> [What the exercise asks]:
Gather the lines below that include the string "will", copying each in full.
Start of Data
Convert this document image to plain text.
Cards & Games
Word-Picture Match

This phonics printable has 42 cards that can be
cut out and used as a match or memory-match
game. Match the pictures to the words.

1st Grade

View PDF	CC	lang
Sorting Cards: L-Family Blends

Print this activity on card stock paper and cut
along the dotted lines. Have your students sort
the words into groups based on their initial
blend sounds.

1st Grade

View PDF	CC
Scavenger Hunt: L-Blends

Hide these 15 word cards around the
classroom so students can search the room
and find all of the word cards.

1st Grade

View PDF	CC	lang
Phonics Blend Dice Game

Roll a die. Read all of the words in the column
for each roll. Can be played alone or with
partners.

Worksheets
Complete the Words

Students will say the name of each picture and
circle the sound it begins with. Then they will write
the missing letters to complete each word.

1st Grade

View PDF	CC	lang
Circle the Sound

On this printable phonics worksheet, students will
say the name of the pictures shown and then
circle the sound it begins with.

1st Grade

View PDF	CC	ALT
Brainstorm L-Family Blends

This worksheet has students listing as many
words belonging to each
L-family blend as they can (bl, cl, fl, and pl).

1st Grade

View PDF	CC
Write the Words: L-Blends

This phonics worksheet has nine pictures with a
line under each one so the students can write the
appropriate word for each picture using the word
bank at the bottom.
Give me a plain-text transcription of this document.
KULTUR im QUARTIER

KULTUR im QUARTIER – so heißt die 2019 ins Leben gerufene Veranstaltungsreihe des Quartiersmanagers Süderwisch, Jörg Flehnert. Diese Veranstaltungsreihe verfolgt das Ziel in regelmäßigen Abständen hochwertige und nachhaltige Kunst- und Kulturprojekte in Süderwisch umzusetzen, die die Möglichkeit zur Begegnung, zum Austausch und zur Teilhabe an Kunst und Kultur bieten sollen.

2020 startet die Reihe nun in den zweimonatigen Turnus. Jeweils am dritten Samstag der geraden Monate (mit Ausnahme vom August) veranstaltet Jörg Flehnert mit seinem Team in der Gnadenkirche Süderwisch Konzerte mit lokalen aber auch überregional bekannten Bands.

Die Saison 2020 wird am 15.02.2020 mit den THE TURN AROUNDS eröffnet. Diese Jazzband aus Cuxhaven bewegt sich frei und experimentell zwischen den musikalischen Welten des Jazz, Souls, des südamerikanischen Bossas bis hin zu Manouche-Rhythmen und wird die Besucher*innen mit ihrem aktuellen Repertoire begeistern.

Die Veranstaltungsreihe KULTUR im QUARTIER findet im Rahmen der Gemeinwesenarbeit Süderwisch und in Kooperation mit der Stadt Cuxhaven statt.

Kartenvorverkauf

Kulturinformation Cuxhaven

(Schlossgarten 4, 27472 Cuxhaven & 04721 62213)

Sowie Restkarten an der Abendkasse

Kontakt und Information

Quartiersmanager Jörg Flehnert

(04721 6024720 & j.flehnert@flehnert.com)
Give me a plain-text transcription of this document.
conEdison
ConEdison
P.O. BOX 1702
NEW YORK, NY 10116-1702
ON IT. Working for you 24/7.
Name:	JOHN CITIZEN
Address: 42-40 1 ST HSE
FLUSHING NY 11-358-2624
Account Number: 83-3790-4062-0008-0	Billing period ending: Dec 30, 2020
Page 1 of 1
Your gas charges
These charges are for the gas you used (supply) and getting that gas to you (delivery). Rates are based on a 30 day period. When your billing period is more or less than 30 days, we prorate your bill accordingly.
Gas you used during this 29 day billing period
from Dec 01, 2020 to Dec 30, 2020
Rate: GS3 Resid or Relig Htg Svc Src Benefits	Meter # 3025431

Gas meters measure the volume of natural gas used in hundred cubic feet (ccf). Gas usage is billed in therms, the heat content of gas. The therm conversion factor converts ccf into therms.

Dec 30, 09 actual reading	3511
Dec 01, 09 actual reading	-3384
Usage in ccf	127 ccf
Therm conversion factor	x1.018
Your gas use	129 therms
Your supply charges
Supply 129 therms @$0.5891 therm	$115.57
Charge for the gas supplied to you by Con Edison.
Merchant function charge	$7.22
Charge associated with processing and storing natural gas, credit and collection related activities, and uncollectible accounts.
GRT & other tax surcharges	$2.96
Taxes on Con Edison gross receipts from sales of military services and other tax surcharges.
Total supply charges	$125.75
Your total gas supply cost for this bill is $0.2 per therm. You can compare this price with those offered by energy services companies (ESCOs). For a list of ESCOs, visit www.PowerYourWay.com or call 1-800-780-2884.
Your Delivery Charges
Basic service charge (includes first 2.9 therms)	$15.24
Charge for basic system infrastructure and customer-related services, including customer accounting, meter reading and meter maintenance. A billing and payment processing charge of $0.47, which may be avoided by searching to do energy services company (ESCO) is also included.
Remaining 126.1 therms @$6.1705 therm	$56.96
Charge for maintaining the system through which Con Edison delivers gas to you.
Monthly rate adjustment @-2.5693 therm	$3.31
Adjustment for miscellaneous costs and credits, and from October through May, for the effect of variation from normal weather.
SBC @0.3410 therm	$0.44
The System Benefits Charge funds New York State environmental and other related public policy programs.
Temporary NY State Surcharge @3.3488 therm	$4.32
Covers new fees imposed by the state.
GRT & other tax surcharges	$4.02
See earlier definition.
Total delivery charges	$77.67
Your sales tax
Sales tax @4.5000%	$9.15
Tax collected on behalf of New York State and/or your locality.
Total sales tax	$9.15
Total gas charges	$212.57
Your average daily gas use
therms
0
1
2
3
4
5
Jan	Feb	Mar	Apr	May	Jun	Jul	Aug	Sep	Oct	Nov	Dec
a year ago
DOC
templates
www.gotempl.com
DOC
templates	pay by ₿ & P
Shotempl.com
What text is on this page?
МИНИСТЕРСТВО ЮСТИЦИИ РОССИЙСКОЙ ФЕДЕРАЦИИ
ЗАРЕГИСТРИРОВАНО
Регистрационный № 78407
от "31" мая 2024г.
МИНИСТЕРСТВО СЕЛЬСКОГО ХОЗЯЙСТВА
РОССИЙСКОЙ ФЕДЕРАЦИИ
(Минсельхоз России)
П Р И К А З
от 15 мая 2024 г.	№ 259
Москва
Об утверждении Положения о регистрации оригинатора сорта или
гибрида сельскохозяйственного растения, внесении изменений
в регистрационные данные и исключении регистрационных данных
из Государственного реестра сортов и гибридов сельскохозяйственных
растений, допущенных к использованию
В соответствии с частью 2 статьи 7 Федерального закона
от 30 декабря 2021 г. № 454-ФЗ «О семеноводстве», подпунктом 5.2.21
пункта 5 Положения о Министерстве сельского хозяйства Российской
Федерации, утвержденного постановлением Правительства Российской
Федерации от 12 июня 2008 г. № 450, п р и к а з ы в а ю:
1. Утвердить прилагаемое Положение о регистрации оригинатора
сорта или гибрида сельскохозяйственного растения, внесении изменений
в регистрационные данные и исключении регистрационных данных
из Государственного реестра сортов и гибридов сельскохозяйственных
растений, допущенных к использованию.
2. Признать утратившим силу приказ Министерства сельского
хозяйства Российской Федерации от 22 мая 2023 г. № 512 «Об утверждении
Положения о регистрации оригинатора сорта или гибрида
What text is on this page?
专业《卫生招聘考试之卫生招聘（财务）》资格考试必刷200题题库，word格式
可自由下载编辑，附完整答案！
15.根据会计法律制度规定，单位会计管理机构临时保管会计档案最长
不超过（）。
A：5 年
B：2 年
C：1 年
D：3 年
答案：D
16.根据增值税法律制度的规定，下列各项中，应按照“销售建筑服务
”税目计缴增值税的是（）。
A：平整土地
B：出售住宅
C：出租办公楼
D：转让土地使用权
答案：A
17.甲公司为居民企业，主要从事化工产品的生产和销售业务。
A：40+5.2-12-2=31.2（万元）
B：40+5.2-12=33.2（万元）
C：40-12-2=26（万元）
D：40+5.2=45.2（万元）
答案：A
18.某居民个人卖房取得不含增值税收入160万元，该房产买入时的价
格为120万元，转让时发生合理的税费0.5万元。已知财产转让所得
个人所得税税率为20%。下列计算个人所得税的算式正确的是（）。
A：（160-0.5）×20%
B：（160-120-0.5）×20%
End of Data
> [Full response]:
Students will say the name of each picture and
circle the sound it begins with. Then they will write
On this printable phonics worksheet, students will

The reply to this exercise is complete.